Raw records:
--

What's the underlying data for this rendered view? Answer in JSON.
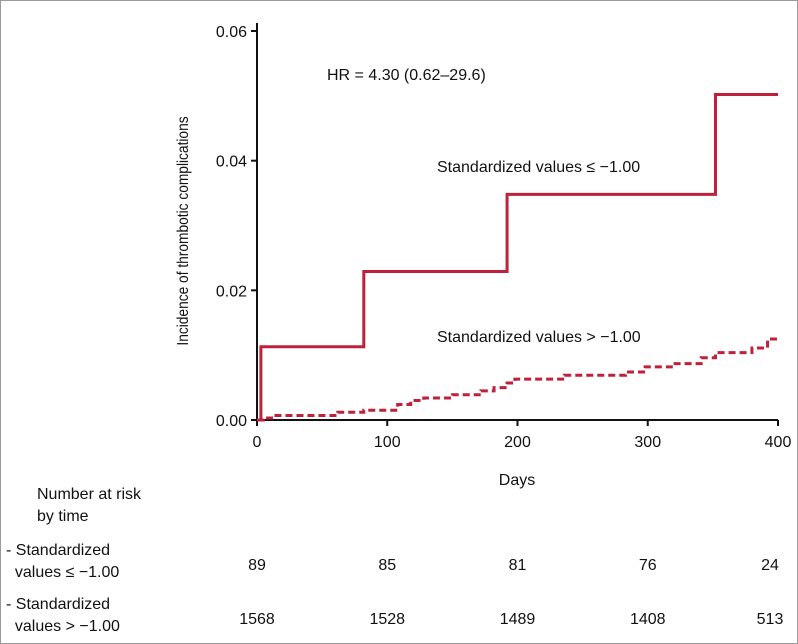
{
  "colors": {
    "series": "#c0203a",
    "axis": "#111111"
  },
  "chart_data": {
    "type": "line",
    "title": "",
    "xlabel": "Days",
    "ylabel": "Incidence of thrombotic complications",
    "xlim": [
      0,
      400
    ],
    "ylim": [
      0,
      0.06
    ],
    "xticks": [
      0,
      100,
      200,
      300,
      400
    ],
    "yticks": [
      "0.00",
      "0.02",
      "0.04",
      "0.06"
    ],
    "annotation": "HR = 4.30 (0.62–29.6)",
    "series": [
      {
        "name": "Standardized values ≤ −1.00",
        "style": "solid",
        "steps": [
          [
            0,
            0
          ],
          [
            3,
            0.0113
          ],
          [
            82,
            0.0229
          ],
          [
            192,
            0.0348
          ],
          [
            352,
            0.0502
          ],
          [
            400,
            0.0502
          ]
        ]
      },
      {
        "name": "Standardized values > −1.00",
        "style": "dashed",
        "steps": [
          [
            0,
            0
          ],
          [
            5,
            0.0003
          ],
          [
            13,
            0.0007
          ],
          [
            62,
            0.0012
          ],
          [
            82,
            0.0015
          ],
          [
            108,
            0.0024
          ],
          [
            118,
            0.003
          ],
          [
            128,
            0.0034
          ],
          [
            150,
            0.0039
          ],
          [
            172,
            0.0045
          ],
          [
            182,
            0.005
          ],
          [
            192,
            0.0057
          ],
          [
            198,
            0.0063
          ],
          [
            236,
            0.0069
          ],
          [
            283,
            0.0074
          ],
          [
            298,
            0.0082
          ],
          [
            321,
            0.0087
          ],
          [
            341,
            0.0096
          ],
          [
            352,
            0.0104
          ],
          [
            380,
            0.0111
          ],
          [
            392,
            0.0125
          ],
          [
            400,
            0.0125
          ]
        ]
      }
    ]
  },
  "risk_table": {
    "header": "Number at risk\nby time",
    "rows": [
      {
        "label": "- Standardized\n  values ≤ −1.00",
        "values": [
          "89",
          "85",
          "81",
          "76",
          "24"
        ]
      },
      {
        "label": "- Standardized\n  values > −1.00",
        "values": [
          "1568",
          "1528",
          "1489",
          "1408",
          "513"
        ]
      }
    ]
  }
}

--

§ SET TASK: The records above must be transcribed exactly. Pictures are left out of the copy.

§ EXERCISE ANSWER:
What's the underlying data for this rendered view? Answer in JSON.
{
  "colors": {
    "series": "#c0203a",
    "axis": "#111111"
  },
  "chart_data": {
    "type": "line",
    "title": "",
    "xlabel": "Days",
    "ylabel": "Incidence of thrombotic complications",
    "xlim": [
      0,
      400
    ],
    "ylim": [
      0,
      0.06
    ],
    "xticks": [
      0,
      100,
      200,
      300,
      400
    ],
    "yticks": [
      "0.00",
      "0.02",
      "0.04",
      "0.06"
    ],
    "annotation": "HR = 4.30 (0.62–29.6)",
    "series": [
      {
        "name": "Standardized values ≤ −1.00",
        "style": "solid",
        "steps": [
          [
            0,
            0
          ],
          [
            3,
            0.0113
          ],
          [
            82,
            0.0229
          ],
          [
            192,
            0.0348
          ],
          [
            352,
            0.0502
          ],
          [
            400,
            0.0502
          ]
        ]
      },
      {
        "name": "Standardized values > −1.00",
        "style": "dashed",
        "steps": [
          [
            0,
            0
          ],
          [
            5,
            0.0003
          ],
          [
            13,
            0.0007
          ],
          [
            62,
            0.0012
          ],
          [
            82,
            0.0015
          ],
          [
            108,
            0.0024
          ],
          [
            118,
            0.003
          ],
          [
            128,
            0.0034
          ],
          [
            150,
            0.0039
          ],
          [
            172,
            0.0045
          ],
          [
            182,
            0.005
          ],
          [
            192,
            0.0057
          ],
          [
            198,
            0.0063
          ],
          [
            236,
            0.0069
          ],
          [
            283,
            0.0074
          ],
          [
            298,
            0.0082
          ],
          [
            321,
            0.0087
          ],
          [
            341,
            0.0096
          ],
          [
            352,
            0.0104
          ],
          [
            380,
            0.0111
          ],
          [
            392,
            0.0125
          ],
          [
            400,
            0.0125
          ]
        ]
      }
    ]
  },
  "risk_table": {
    "header": "Number at risk\nby time",
    "rows": [
      {
        "label": "- Standardized\n  values ≤ −1.00",
        "values": [
          "89",
          "85",
          "81",
          "76",
          "24"
        ]
      },
      {
        "label": "- Standardized\n  values > −1.00",
        "values": [
          "1568",
          "1528",
          "1489",
          "1408",
          "513"
        ]
      }
    ]
  }
}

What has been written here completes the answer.